Objective: Print, exactly and completely, every entry in the data.

[Data items]
>>

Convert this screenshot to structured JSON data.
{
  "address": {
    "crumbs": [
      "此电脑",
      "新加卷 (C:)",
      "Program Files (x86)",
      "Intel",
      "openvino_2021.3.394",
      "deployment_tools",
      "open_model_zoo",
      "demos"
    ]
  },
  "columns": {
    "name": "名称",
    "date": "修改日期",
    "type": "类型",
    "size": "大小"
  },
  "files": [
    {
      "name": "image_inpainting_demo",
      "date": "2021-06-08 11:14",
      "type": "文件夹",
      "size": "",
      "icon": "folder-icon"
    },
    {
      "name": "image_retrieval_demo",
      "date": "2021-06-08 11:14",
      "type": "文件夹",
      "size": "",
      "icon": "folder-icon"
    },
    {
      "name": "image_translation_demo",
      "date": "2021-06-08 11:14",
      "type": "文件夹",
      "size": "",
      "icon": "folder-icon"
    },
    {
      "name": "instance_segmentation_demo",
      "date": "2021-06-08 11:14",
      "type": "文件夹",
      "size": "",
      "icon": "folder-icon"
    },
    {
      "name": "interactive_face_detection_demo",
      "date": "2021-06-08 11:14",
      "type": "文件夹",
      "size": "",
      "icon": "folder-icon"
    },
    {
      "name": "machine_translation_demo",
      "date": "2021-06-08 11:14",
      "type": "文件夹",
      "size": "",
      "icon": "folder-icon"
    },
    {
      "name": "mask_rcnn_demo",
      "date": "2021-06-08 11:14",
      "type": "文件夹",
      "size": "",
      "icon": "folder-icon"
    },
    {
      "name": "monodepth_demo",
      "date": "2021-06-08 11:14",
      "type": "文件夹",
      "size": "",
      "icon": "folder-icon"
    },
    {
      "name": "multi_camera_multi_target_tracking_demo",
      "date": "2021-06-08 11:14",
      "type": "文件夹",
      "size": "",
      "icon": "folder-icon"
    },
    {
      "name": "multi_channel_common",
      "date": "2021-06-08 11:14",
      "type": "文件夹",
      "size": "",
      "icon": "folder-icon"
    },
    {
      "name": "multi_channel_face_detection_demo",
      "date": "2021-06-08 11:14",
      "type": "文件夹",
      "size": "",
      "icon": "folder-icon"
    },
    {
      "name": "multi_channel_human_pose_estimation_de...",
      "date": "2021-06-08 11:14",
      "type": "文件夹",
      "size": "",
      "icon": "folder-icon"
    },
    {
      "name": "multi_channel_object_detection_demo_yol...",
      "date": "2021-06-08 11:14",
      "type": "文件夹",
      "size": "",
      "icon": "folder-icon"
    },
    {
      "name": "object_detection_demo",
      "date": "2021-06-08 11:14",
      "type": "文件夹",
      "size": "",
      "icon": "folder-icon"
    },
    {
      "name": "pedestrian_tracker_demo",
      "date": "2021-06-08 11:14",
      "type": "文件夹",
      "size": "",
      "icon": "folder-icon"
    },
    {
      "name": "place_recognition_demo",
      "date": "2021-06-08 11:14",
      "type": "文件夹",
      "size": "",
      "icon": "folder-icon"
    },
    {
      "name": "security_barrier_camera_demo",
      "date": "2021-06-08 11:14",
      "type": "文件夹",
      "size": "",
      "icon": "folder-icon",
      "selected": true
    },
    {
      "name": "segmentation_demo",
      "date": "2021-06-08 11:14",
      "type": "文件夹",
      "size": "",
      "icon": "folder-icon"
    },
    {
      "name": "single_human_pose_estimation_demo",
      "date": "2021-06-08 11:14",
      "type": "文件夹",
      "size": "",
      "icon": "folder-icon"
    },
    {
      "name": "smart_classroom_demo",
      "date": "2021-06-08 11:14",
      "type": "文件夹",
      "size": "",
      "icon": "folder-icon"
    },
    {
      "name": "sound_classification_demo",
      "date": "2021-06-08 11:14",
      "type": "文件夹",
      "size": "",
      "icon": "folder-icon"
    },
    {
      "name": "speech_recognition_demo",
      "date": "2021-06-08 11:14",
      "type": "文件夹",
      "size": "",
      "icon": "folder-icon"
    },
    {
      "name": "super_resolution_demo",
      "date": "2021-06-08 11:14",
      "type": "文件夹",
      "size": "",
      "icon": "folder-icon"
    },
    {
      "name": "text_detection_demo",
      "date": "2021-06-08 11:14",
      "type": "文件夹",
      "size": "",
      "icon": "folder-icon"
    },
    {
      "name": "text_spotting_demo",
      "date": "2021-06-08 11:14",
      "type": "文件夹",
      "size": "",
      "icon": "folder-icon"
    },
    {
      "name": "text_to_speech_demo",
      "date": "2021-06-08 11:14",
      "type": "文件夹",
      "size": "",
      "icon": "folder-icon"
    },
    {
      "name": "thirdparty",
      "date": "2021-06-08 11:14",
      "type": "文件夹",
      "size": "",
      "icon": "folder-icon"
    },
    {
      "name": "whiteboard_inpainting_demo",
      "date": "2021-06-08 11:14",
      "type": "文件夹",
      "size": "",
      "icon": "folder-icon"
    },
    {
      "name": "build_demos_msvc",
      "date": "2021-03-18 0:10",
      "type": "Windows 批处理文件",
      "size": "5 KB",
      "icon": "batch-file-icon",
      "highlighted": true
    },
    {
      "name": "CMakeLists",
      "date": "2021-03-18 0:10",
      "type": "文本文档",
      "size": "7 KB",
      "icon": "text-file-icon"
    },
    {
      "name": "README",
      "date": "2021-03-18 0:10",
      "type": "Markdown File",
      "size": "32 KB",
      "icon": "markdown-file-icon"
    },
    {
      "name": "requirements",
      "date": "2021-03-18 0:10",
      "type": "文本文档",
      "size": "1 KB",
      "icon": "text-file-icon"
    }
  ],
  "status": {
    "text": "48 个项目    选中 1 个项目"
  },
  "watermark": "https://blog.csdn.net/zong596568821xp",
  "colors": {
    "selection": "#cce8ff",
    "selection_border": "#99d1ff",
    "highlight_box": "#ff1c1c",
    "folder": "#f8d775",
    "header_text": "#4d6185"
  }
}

<<

Exercise solution:
Convert this screenshot to structured JSON data.
{
  "address": {
    "crumbs": [
      "此电脑",
      "新加卷 (C:)",
      "Program Files (x86)",
      "Intel",
      "openvino_2021.3.394",
      "deployment_tools",
      "open_model_zoo",
      "demos"
    ]
  },
  "columns": {
    "name": "名称",
    "date": "修改日期",
    "type": "类型",
    "size": "大小"
  },
  "files": [
    {
      "name": "image_inpainting_demo",
      "date": "2021-06-08 11:14",
      "type": "文件夹",
      "size": "",
      "icon": "folder-icon"
    },
    {
      "name": "image_retrieval_demo",
      "date": "2021-06-08 11:14",
      "type": "文件夹",
      "size": "",
      "icon": "folder-icon"
    },
    {
      "name": "image_translation_demo",
      "date": "2021-06-08 11:14",
      "type": "文件夹",
      "size": "",
      "icon": "folder-icon"
    },
    {
      "name": "instance_segmentation_demo",
      "date": "2021-06-08 11:14",
      "type": "文件夹",
      "size": "",
      "icon": "folder-icon"
    },
    {
      "name": "interactive_face_detection_demo",
      "date": "2021-06-08 11:14",
      "type": "文件夹",
      "size": "",
      "icon": "folder-icon"
    },
    {
      "name": "machine_translation_demo",
      "date": "2021-06-08 11:14",
      "type": "文件夹",
      "size": "",
      "icon": "folder-icon"
    },
    {
      "name": "mask_rcnn_demo",
      "date": "2021-06-08 11:14",
      "type": "文件夹",
      "size": "",
      "icon": "folder-icon"
    },
    {
      "name": "monodepth_demo",
      "date": "2021-06-08 11:14",
      "type": "文件夹",
      "size": "",
      "icon": "folder-icon"
    },
    {
      "name": "multi_camera_multi_target_tracking_demo",
      "date": "2021-06-08 11:14",
      "type": "文件夹",
      "size": "",
      "icon": "folder-icon"
    },
    {
      "name": "multi_channel_common",
      "date": "2021-06-08 11:14",
      "type": "文件夹",
      "size": "",
      "icon": "folder-icon"
    },
    {
      "name": "multi_channel_face_detection_demo",
      "date": "2021-06-08 11:14",
      "type": "文件夹",
      "size": "",
      "icon": "folder-icon"
    },
    {
      "name": "multi_channel_human_pose_estimation_de...",
      "date": "2021-06-08 11:14",
      "type": "文件夹",
      "size": "",
      "icon": "folder-icon"
    },
    {
      "name": "multi_channel_object_detection_demo_yol...",
      "date": "2021-06-08 11:14",
      "type": "文件夹",
      "size": "",
      "icon": "folder-icon"
    },
    {
      "name": "object_detection_demo",
      "date": "2021-06-08 11:14",
      "type": "文件夹",
      "size": "",
      "icon": "folder-icon"
    },
    {
      "name": "pedestrian_tracker_demo",
      "date": "2021-06-08 11:14",
      "type": "文件夹",
      "size": "",
      "icon": "folder-icon"
    },
    {
      "name": "place_recognition_demo",
      "date": "2021-06-08 11:14",
      "type": "文件夹",
      "size": "",
      "icon": "folder-icon"
    },
    {
      "name": "security_barrier_camera_demo",
      "date": "2021-06-08 11:14",
      "type": "文件夹",
      "size": "",
      "icon": "folder-icon",
      "selected": true
    },
    {
      "name": "segmentation_demo",
      "date": "2021-06-08 11:14",
      "type": "文件夹",
      "size": "",
      "icon": "folder-icon"
    },
    {
      "name": "single_human_pose_estimation_demo",
      "date": "2021-06-08 11:14",
      "type": "文件夹",
      "size": "",
      "icon": "folder-icon"
    },
    {
      "name": "smart_classroom_demo",
      "date": "2021-06-08 11:14",
      "type": "文件夹",
      "size": "",
      "icon": "folder-icon"
    },
    {
      "name": "sound_classification_demo",
      "date": "2021-06-08 11:14",
      "type": "文件夹",
      "size": "",
      "icon": "folder-icon"
    },
    {
      "name": "speech_recognition_demo",
      "date": "2021-06-08 11:14",
      "type": "文件夹",
      "size": "",
      "icon": "folder-icon"
    },
    {
      "name": "super_resolution_demo",
      "date": "2021-06-08 11:14",
      "type": "文件夹",
      "size": "",
      "icon": "folder-icon"
    },
    {
      "name": "text_detection_demo",
      "date": "2021-06-08 11:14",
      "type": "文件夹",
      "size": "",
      "icon": "folder-icon"
    },
    {
      "name": "text_spotting_demo",
      "date": "2021-06-08 11:14",
      "type": "文件夹",
      "size": "",
      "icon": "folder-icon"
    },
    {
      "name": "text_to_speech_demo",
      "date": "2021-06-08 11:14",
      "type": "文件夹",
      "size": "",
      "icon": "folder-icon"
    },
    {
      "name": "thirdparty",
      "date": "2021-06-08 11:14",
      "type": "文件夹",
      "size": "",
      "icon": "folder-icon"
    },
    {
      "name": "whiteboard_inpainting_demo",
      "date": "2021-06-08 11:14",
      "type": "文件夹",
      "size": "",
      "icon": "folder-icon"
    },
    {
      "name": "build_demos_msvc",
      "date": "2021-03-18 0:10",
      "type": "Windows 批处理文件",
      "size": "5 KB",
      "icon": "batch-file-icon",
      "highlighted": true
    },
    {
      "name": "CMakeLists",
      "date": "2021-03-18 0:10",
      "type": "文本文档",
      "size": "7 KB",
      "icon": "text-file-icon"
    },
    {
      "name": "README",
      "date": "2021-03-18 0:10",
      "type": "Markdown File",
      "size": "32 KB",
      "icon": "markdown-file-icon"
    },
    {
      "name": "requirements",
      "date": "2021-03-18 0:10",
      "type": "文本文档",
      "size": "1 KB",
      "icon": "text-file-icon"
    }
  ],
  "status": {
    "text": "48 个项目    选中 1 个项目"
  },
  "watermark": "https://blog.csdn.net/zong596568821xp",
  "colors": {
    "selection": "#cce8ff",
    "selection_border": "#99d1ff",
    "highlight_box": "#ff1c1c",
    "folder": "#f8d775",
    "header_text": "#4d6185"
  }
}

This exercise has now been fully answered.